=== What you will do ===
Below are records; work out how many of their lines contain "Nadir" and give only that number.

— START Given data —

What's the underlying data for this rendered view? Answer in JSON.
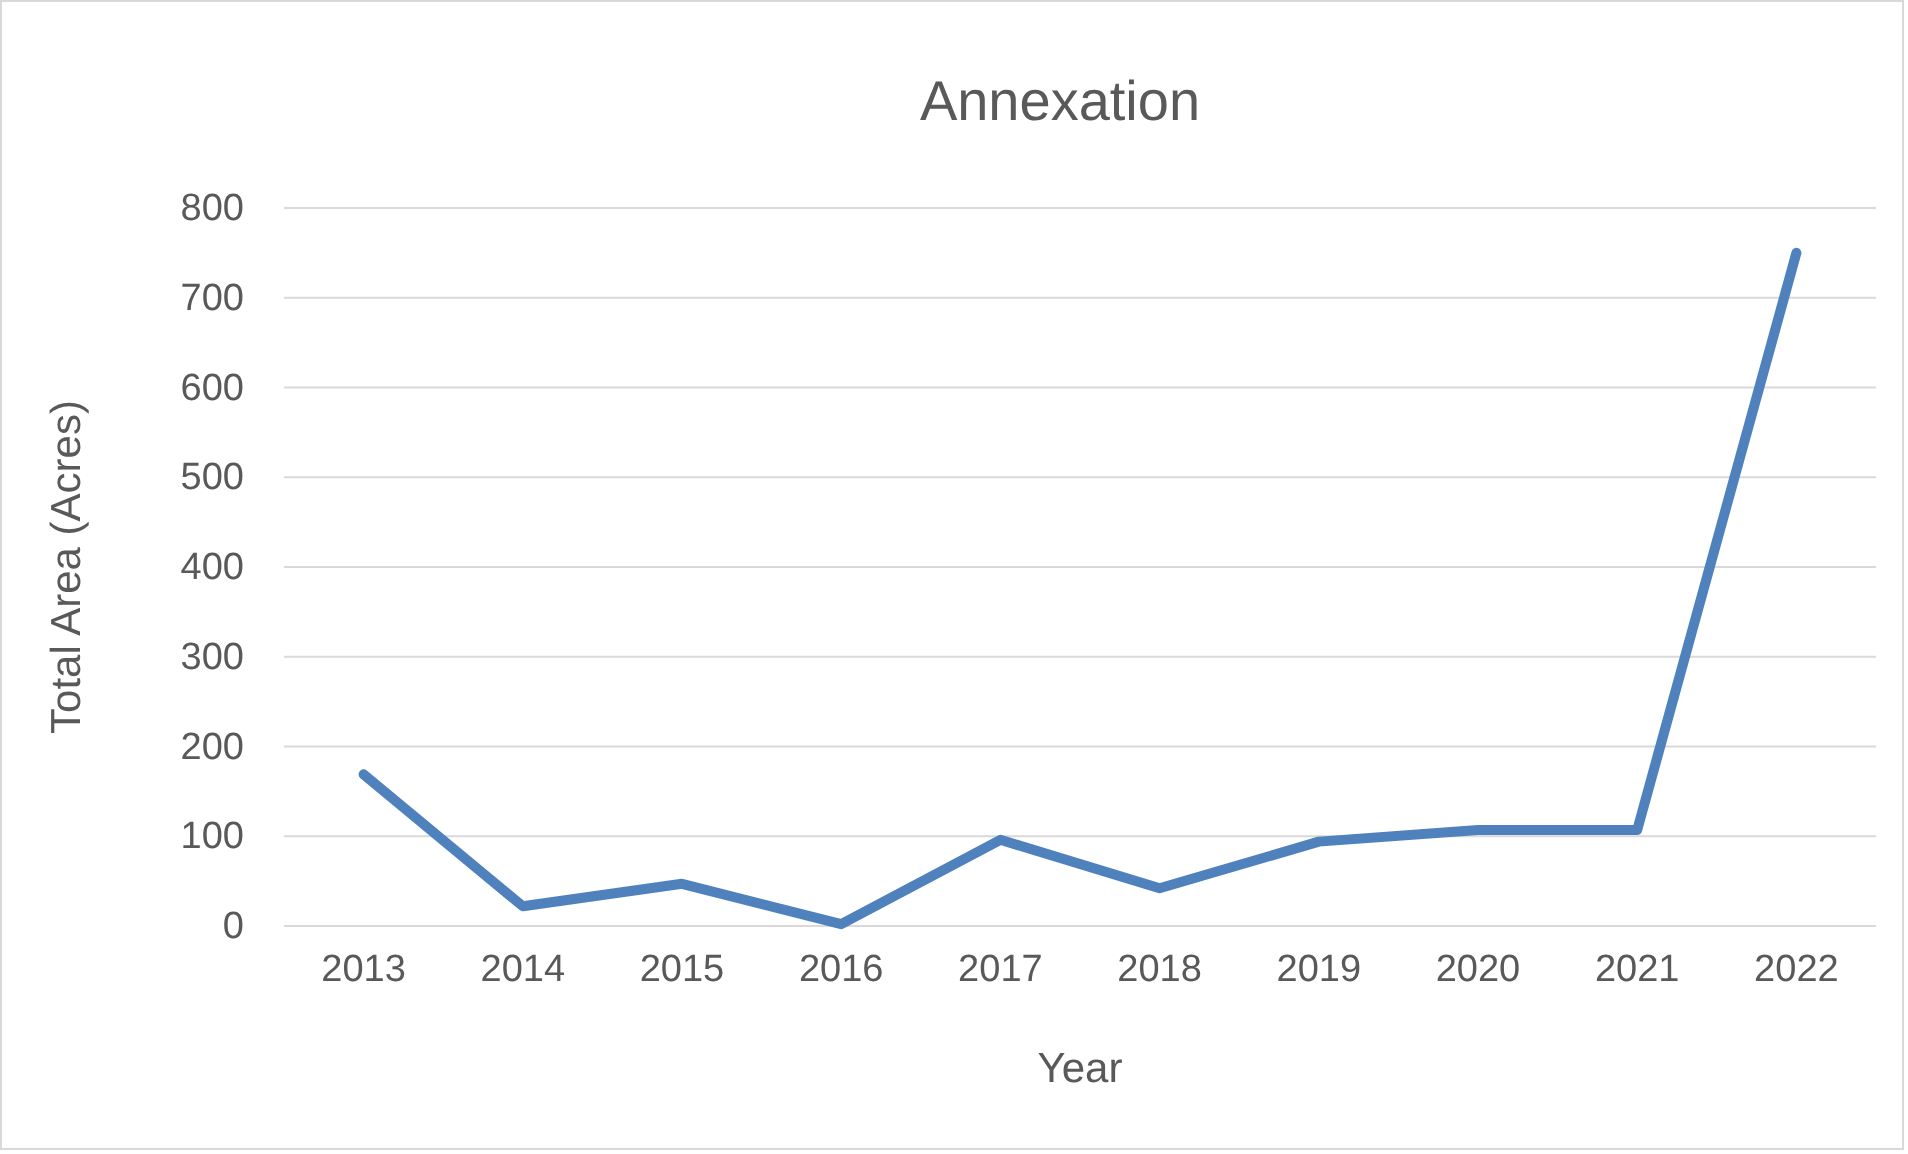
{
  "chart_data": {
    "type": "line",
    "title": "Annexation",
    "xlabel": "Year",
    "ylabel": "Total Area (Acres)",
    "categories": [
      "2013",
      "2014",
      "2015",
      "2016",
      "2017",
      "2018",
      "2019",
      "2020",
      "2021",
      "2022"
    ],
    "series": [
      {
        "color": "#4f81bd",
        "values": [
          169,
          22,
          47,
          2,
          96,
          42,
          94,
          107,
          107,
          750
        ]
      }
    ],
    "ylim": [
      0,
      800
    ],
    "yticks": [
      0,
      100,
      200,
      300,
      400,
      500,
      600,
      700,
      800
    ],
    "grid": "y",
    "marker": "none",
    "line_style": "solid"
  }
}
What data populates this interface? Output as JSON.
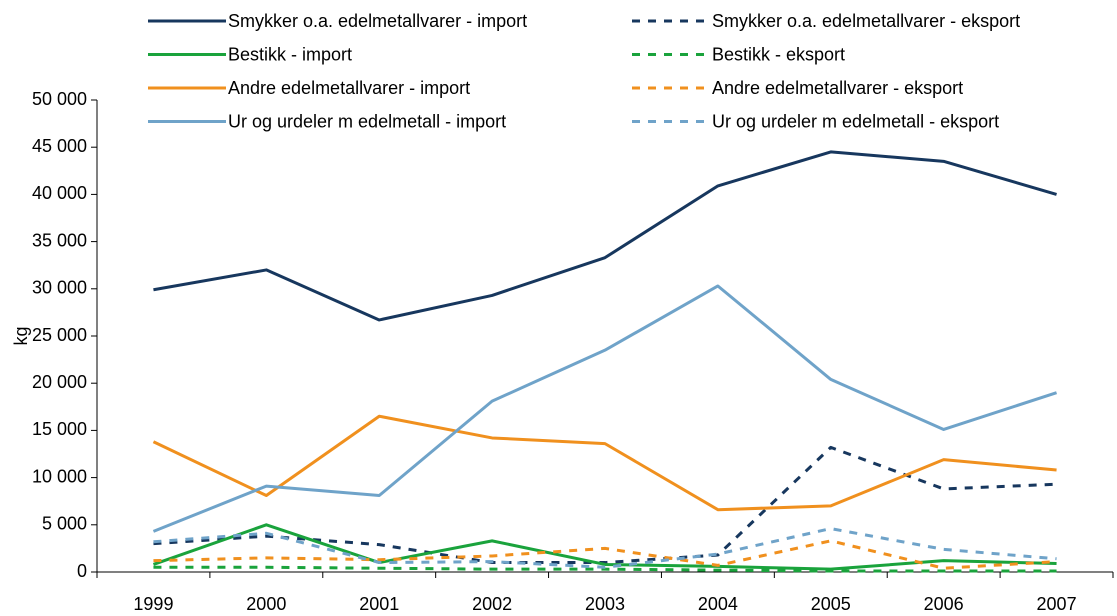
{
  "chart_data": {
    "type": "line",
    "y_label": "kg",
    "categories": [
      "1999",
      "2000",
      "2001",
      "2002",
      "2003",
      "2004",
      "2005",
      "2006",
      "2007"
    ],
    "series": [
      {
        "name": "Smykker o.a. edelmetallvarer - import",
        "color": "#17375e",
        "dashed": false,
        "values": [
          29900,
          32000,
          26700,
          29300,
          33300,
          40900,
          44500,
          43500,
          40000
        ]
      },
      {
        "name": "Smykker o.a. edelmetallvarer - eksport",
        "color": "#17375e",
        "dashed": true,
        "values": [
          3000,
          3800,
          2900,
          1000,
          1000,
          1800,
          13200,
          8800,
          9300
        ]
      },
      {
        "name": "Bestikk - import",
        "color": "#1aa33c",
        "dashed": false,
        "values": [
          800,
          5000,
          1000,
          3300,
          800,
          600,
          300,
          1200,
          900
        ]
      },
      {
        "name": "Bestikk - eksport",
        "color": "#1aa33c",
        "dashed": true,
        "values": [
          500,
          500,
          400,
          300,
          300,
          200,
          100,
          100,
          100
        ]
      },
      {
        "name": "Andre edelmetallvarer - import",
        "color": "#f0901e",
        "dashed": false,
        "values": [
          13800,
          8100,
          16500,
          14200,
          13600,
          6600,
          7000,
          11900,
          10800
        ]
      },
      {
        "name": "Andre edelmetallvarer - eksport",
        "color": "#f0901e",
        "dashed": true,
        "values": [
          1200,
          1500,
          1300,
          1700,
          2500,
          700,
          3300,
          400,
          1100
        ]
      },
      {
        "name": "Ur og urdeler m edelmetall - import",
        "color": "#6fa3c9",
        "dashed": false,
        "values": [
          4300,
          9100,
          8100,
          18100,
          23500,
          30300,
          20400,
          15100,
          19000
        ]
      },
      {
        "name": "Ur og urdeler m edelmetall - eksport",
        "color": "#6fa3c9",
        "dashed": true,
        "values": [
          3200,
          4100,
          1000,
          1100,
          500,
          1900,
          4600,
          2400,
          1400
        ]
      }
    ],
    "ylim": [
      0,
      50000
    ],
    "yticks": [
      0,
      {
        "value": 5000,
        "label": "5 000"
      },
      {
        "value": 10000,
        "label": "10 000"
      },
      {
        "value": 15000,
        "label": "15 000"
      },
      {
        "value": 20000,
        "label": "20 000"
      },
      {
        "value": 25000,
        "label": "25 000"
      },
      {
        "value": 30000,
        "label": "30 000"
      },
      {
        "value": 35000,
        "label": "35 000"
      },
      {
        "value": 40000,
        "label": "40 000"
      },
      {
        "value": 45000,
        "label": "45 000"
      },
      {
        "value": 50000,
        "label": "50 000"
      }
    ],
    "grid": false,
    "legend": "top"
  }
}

— END Given data —
— START Given data —

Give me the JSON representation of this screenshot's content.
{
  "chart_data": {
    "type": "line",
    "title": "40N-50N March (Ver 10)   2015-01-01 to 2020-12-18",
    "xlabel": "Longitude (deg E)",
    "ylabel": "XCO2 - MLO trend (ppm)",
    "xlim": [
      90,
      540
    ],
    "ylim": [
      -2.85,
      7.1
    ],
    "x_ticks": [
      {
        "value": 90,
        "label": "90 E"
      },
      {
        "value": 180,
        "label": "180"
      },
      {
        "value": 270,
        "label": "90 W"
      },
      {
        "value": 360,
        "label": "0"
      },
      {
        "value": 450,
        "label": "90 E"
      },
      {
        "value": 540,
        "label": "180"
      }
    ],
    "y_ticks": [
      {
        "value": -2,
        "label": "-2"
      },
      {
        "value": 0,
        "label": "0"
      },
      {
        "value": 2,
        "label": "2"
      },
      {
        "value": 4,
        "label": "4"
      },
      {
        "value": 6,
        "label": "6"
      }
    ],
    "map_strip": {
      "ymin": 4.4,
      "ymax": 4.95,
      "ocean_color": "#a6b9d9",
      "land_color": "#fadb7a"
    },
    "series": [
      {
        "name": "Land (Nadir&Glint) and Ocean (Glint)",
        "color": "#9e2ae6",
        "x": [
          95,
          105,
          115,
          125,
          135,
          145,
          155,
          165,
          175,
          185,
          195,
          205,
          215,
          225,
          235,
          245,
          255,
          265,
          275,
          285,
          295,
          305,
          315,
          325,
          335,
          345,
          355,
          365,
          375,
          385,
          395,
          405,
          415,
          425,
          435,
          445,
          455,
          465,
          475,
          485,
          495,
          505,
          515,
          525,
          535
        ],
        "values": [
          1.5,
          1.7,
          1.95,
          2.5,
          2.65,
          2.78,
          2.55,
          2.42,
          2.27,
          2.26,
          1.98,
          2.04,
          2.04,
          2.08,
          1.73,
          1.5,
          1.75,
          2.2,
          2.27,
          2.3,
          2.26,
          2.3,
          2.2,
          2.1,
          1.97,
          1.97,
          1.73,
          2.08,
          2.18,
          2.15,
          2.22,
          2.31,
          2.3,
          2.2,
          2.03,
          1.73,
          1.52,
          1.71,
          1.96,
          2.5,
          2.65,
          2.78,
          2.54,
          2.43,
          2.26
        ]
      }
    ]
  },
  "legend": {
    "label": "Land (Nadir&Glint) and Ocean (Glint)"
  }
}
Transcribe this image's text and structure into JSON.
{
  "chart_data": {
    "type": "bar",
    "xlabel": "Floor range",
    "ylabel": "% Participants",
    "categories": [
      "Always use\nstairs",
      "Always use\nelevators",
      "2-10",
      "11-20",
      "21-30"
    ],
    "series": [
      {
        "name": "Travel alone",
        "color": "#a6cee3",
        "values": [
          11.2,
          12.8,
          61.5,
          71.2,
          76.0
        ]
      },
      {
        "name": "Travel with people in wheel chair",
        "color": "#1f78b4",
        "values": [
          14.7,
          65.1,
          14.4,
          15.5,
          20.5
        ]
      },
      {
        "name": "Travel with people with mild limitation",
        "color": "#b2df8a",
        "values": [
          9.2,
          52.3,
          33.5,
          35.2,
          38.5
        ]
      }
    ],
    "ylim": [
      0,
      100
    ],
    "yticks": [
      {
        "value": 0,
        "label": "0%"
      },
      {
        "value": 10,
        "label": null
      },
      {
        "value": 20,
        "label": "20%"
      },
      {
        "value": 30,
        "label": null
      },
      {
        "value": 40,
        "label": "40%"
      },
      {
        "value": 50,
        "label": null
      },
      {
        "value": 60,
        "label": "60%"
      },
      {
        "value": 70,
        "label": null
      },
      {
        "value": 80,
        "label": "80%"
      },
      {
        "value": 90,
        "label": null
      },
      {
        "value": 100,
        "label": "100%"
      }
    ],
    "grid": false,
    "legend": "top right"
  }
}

— END Given data —

=== Expected answer ===
2